YOUR TASKS:
1) In the binge-drinking study text, how many of the 446 moderate drinkers sampled were binge drinkers?
2) Resume the article on binge drinking among older adults from the point where it stops.

QUOTED PASSAGE:
When asked, "How many alcoholic beverages do you drink each week?," two people may honestly answer with the same number, but that doesn’t mean their behavior is even remotely similar. For example, one person may have one glass of wine each and every day of the week and another might drink seven glasses of wine every Saturday night. Now, researchers from the University of Texas at Austin and Boston University are challenging old ideas about what exactly moderate drinking means and how it affects people. Their new study finds that older adults who binge drink — even though their overall intake is moderate — have an increased risk of dying within 20 years when compared to moderate drinkers who do not binge.
"Binge drinking concentrates alcohol's toxicity and is linked to mortality by damaging body organs and increasing accident risk," said Dr. Charles J. Holahan, a professor of psychology at the University of Texas at Austin.
To investigate the possible link between what they describe as "episodic heavy drinking" and death, the team of researchers used data collected from a larger project examining patterns of alcohol consumption and drinking problems in people between the ages of 55 and 65. From 1,884 total respondents, the researchers pulled a sample population of just 446 adults (334 men, 112 women) who fit the bill as moderate drinkers: 74 were bingers, while 372 were non-bingers. Next, the researchers established a 20-year follow-up period, checking to see what happened to these 446 adults. “We predicted that moderate drinkers who were episodic heavy drinkers in comparison with regular moderate drinkers would show increased 20-year total mortality risk,” they wrote in their published paper.

DATA PROVIDED:
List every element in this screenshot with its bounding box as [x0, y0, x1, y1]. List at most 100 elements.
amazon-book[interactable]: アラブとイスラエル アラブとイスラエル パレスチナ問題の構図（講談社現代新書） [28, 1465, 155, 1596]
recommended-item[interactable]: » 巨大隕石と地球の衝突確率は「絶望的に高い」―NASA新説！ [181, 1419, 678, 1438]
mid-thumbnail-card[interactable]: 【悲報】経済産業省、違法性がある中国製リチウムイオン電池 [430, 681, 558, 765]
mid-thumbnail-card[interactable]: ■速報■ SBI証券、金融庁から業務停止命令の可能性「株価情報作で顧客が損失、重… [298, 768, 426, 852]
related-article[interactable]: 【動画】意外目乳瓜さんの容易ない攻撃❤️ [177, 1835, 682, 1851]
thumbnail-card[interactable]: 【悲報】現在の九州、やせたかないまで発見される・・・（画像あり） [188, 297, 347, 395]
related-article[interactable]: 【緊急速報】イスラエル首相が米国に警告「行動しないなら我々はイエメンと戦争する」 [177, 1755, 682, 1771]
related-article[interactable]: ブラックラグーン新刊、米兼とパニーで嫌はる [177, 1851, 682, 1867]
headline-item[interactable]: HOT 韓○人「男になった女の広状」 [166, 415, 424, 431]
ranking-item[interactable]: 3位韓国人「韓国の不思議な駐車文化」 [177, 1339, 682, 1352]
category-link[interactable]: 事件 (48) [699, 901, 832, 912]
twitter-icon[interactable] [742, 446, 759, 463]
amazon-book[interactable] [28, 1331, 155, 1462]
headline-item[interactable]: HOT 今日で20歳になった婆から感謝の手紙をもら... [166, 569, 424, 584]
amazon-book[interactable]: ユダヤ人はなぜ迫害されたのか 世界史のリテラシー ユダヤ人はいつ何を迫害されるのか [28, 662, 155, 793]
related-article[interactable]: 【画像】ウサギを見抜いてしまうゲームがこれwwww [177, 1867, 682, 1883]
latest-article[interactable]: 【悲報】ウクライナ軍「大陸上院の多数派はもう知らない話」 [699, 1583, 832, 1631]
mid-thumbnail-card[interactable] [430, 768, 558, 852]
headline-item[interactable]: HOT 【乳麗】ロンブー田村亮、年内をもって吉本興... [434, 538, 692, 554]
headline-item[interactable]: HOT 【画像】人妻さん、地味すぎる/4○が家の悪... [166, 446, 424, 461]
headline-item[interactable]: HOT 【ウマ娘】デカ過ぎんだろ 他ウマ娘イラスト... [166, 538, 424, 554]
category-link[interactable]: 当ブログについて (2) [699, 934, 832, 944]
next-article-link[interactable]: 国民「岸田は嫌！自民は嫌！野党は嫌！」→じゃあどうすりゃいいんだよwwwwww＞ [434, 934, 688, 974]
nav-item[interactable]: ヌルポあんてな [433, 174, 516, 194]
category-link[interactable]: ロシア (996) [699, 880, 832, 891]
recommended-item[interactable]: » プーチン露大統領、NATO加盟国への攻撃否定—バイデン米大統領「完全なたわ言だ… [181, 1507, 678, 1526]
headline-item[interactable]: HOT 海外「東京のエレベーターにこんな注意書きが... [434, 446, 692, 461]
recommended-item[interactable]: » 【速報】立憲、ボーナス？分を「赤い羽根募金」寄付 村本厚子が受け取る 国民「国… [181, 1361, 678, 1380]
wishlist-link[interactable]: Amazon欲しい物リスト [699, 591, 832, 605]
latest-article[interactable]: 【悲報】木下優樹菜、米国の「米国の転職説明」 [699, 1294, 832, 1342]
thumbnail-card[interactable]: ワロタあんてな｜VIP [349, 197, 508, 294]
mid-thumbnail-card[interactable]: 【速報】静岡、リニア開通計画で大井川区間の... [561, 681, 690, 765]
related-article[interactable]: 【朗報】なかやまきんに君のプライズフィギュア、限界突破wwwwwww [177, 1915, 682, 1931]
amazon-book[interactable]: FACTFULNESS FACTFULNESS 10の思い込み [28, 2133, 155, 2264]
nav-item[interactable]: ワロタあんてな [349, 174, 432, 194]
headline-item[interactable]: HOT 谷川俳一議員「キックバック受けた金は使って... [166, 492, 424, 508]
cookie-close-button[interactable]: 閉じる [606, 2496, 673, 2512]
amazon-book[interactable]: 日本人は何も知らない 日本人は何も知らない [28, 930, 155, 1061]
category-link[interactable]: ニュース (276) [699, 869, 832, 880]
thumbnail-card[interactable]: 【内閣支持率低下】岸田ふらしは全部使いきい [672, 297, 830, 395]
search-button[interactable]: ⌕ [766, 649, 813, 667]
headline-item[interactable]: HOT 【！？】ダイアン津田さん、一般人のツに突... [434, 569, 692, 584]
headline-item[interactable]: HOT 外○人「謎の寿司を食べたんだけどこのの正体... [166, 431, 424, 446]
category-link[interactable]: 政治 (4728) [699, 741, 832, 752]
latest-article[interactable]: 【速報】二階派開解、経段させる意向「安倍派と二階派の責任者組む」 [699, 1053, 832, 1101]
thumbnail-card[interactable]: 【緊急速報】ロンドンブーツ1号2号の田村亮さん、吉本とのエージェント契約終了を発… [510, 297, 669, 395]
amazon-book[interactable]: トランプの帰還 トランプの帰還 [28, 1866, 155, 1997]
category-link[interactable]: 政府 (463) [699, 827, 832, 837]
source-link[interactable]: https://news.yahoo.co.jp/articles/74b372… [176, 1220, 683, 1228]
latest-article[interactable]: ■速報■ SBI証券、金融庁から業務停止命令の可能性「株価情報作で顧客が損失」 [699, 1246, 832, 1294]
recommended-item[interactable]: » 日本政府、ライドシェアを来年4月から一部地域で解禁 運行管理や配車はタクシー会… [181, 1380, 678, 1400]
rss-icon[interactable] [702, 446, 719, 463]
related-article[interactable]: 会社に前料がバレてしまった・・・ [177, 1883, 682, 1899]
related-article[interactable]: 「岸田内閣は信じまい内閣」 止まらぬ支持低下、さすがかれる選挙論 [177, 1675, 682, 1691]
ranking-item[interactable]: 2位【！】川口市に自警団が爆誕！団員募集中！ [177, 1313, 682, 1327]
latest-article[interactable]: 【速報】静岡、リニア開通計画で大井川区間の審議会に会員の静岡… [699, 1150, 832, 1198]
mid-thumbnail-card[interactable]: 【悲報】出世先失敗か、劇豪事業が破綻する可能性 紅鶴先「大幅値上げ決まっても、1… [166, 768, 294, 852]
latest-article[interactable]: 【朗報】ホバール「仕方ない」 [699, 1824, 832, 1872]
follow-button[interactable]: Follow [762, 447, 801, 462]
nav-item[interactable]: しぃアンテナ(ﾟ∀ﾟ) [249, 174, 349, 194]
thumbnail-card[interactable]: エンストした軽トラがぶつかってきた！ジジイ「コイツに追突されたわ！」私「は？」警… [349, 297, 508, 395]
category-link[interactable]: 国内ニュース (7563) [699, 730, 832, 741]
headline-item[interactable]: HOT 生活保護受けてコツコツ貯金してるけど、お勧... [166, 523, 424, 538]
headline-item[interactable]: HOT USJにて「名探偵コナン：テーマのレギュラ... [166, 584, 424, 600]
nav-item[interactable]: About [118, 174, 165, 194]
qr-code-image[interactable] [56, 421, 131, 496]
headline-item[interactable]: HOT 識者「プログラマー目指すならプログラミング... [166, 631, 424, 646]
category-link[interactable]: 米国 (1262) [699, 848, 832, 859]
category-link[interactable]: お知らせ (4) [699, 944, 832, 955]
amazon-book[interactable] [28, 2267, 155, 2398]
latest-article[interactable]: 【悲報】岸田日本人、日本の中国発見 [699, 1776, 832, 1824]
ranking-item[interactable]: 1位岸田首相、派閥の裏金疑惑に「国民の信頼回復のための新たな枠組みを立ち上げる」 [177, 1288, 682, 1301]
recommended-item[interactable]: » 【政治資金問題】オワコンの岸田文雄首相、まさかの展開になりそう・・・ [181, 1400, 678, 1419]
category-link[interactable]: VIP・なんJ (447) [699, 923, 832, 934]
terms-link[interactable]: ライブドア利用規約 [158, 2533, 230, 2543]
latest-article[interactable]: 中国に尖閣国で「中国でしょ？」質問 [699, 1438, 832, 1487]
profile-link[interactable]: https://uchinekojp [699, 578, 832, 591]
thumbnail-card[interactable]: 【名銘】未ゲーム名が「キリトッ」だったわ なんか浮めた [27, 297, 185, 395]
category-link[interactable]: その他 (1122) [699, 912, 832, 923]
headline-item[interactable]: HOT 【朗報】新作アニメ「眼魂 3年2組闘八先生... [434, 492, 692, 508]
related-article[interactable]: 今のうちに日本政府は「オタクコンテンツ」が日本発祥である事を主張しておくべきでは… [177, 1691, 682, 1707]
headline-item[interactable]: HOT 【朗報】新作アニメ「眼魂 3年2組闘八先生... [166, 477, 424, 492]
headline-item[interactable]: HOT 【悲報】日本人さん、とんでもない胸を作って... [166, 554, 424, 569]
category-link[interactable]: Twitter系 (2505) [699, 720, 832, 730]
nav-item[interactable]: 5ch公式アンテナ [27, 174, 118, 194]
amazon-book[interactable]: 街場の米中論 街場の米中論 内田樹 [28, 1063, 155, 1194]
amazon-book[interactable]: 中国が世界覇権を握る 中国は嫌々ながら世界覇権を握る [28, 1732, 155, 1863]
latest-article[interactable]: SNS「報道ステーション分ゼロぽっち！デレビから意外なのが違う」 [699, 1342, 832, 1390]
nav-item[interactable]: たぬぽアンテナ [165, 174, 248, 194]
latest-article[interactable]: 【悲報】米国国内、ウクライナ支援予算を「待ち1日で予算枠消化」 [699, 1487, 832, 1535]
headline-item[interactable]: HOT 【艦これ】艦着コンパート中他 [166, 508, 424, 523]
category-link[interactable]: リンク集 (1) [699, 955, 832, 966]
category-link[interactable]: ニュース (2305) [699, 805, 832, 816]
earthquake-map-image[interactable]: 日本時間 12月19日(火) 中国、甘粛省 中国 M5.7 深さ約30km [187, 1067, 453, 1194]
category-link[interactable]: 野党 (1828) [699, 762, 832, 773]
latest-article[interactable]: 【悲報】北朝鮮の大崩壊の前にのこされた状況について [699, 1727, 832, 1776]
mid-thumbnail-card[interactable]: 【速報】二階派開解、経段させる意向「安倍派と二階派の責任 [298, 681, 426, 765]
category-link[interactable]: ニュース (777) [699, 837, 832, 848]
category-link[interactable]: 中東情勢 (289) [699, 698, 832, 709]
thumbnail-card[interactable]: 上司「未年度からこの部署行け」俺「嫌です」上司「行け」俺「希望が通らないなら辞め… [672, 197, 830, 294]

ANSWERS BELOW:
1) 74

2)
So, what did happen to these moderate drinkers?
"We found that among older adults, those who engage in heavy episodic drinking — even when average consumption is moderate — show significantly increased total mortality risk compared to regular moderate drinkers," Holahan said. Specifically, 61 percent of the participants who were binge drinkers died during the 20-year follow-up period compared to only 37 percent of those who were so-called regular moderate drinkers. All told, the bingers had more than two times higher odds of dying within the 20-year period.
"Binge drinking is dangerous and many bad things have happened to drinkers or to others — car accidents, fights, injuries, domestic violence, sexual assaults — on the basis of binge drinking even if it is 'atypical' of how they drink and/or among those who are not alcoholic," said Dr. Timothy Naimi, a physician and alcohol researcher at Boston Medical Center at Boston University. "…Approximately a quarter of 'moderate' drinkers report binge drinking, and most folks in the U.S. don't typically drink in an 'average' way or on a daily basis.”
"The take-home message here for readers is that binge drinking is a significant public health problem that is frequent among middle-aged and older adults," Holahan stated in a press release. For doctors, the take-home message is that there's no real normal or average out there when it comes to moderate drinking. Patients who are modest drinkers on paper may actually be drinking in very risky ways.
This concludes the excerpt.